** TASK TO CARRY OUT **
Go through the listing and copy each line with the string "index".

[Lines of data]

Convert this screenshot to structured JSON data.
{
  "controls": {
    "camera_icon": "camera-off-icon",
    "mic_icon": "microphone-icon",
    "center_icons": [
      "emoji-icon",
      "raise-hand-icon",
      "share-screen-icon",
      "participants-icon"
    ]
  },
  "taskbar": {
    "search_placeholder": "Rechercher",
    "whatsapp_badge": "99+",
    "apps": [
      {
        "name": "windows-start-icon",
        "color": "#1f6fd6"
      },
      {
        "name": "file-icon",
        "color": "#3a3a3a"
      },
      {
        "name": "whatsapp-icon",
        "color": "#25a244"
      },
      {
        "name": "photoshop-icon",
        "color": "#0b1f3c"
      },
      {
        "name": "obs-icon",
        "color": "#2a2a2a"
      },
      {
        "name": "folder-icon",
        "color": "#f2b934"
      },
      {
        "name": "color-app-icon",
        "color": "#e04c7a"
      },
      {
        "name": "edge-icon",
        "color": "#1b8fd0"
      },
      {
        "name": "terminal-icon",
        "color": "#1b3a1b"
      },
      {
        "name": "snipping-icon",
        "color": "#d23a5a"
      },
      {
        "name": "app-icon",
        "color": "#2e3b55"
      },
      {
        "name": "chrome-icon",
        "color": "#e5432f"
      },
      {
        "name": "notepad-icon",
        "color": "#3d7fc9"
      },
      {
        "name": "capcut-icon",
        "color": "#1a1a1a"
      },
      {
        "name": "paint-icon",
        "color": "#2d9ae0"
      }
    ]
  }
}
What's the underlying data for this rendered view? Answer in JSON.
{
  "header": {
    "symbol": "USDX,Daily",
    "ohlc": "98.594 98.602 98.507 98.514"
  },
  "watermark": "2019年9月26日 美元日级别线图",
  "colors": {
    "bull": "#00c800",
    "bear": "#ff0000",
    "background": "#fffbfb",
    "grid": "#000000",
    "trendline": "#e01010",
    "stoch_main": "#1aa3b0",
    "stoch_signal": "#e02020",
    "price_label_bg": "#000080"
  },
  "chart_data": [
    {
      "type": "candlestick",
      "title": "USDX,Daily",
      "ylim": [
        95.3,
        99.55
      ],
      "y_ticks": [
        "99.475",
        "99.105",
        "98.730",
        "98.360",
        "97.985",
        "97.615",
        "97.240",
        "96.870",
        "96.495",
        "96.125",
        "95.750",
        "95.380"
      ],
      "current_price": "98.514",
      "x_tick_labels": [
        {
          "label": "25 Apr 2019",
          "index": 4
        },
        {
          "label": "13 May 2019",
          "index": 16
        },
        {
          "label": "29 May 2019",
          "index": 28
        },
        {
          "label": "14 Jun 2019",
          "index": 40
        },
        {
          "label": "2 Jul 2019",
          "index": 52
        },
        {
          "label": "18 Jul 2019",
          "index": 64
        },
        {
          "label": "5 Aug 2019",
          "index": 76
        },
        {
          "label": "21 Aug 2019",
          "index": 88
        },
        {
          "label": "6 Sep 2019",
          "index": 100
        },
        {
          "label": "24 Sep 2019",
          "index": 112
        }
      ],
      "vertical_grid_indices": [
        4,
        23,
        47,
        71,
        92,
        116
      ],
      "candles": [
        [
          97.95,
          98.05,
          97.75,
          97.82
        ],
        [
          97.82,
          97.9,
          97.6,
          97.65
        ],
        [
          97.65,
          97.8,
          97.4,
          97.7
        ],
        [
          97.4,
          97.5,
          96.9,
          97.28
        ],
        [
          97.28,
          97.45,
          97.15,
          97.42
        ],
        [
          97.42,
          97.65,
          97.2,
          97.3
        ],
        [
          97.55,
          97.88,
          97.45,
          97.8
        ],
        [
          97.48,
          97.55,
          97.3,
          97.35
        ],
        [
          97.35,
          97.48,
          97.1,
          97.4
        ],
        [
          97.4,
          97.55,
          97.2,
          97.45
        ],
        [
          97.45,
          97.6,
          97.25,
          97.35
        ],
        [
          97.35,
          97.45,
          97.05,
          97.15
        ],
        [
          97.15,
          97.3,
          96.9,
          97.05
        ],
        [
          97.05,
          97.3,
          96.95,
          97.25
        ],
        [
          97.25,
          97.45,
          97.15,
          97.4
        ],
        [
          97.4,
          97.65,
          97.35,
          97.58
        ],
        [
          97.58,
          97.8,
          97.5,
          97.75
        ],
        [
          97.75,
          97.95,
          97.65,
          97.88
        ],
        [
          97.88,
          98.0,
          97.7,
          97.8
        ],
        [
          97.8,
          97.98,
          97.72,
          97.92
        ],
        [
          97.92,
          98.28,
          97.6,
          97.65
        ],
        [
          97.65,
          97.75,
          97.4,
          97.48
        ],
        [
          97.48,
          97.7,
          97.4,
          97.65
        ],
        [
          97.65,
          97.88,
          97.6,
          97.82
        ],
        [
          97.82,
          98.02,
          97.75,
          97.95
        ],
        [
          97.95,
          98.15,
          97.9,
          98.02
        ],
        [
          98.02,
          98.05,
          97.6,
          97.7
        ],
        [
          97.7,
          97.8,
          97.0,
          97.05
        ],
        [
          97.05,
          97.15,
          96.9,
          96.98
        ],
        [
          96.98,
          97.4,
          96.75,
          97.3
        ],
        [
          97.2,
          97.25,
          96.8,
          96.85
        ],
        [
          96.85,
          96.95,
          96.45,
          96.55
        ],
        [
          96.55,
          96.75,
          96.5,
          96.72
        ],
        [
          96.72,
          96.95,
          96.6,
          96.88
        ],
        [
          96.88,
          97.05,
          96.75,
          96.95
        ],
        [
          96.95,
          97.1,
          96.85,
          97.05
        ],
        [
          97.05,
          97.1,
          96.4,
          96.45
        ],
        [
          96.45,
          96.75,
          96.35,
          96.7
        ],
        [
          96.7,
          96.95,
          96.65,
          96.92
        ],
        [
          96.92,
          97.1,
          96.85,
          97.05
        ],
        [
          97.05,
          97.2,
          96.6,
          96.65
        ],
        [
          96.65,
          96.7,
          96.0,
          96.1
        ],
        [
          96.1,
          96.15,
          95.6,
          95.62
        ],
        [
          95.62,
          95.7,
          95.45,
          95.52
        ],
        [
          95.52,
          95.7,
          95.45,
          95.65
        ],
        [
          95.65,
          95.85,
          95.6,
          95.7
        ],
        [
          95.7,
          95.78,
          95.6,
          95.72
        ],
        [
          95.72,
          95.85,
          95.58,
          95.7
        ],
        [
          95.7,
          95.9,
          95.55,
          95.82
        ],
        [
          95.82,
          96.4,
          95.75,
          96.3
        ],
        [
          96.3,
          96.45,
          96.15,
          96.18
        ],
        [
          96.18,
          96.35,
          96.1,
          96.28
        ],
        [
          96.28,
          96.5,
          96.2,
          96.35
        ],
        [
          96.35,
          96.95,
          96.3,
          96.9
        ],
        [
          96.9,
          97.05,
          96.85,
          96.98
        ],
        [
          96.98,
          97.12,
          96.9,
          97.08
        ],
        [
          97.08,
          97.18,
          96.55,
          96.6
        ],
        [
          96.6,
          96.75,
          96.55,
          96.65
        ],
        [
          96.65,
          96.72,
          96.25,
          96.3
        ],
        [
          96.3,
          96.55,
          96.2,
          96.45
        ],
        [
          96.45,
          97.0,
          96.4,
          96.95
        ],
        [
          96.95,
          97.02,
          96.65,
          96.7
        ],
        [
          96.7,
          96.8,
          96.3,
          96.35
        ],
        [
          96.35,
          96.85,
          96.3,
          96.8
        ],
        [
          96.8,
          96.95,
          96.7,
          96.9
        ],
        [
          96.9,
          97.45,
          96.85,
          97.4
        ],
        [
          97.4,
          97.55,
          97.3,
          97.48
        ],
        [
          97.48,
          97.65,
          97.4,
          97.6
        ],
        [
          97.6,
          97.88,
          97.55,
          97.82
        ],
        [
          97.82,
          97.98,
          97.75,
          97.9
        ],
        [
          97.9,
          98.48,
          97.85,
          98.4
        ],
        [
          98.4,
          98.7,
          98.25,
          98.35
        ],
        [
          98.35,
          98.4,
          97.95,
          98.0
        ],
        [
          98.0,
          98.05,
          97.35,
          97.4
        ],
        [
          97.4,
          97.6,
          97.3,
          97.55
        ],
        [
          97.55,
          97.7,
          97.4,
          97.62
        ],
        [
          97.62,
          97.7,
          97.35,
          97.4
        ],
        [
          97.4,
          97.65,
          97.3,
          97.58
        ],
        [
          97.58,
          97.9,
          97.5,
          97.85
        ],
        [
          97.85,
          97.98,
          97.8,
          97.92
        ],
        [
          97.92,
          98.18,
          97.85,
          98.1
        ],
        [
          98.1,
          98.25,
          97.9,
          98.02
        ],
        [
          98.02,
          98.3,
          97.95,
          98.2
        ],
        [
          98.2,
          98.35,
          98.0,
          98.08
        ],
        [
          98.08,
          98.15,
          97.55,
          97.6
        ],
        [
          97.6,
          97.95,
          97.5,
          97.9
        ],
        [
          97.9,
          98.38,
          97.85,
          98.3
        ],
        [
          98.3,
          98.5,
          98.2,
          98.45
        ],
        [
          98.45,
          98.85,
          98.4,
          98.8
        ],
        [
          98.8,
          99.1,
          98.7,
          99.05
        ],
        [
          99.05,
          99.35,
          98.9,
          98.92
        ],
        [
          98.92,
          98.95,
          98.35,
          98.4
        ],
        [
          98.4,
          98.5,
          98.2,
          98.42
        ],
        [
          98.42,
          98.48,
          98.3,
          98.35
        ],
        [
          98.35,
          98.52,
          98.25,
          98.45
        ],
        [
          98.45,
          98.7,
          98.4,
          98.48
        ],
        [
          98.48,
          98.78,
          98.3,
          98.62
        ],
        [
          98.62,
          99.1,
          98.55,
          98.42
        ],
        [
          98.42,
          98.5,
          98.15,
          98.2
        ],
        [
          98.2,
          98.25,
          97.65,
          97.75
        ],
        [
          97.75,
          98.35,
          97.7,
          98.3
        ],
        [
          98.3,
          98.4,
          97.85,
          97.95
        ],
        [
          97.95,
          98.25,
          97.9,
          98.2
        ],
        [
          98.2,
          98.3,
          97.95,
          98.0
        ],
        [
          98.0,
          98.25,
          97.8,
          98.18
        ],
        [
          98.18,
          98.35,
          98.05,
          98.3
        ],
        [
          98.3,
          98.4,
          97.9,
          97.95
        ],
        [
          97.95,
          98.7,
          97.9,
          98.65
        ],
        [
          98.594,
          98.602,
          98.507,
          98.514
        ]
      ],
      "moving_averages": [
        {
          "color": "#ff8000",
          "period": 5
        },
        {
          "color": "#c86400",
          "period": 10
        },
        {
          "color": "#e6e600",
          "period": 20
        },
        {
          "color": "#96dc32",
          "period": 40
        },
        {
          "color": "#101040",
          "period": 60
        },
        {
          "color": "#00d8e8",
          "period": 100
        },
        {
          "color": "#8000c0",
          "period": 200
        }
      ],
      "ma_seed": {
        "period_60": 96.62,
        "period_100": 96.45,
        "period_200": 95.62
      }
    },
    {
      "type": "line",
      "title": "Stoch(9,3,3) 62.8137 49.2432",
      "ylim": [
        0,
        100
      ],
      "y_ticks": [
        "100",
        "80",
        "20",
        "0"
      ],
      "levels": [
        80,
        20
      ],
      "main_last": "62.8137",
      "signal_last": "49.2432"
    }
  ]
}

** OUTPUT BELOW **
          "index": 4
          "index": 16
          "index": 28
          "index": 40
          "index": 52
          "index": 64
          "index": 76
          "index": 88
          "index": 100
          "index": 112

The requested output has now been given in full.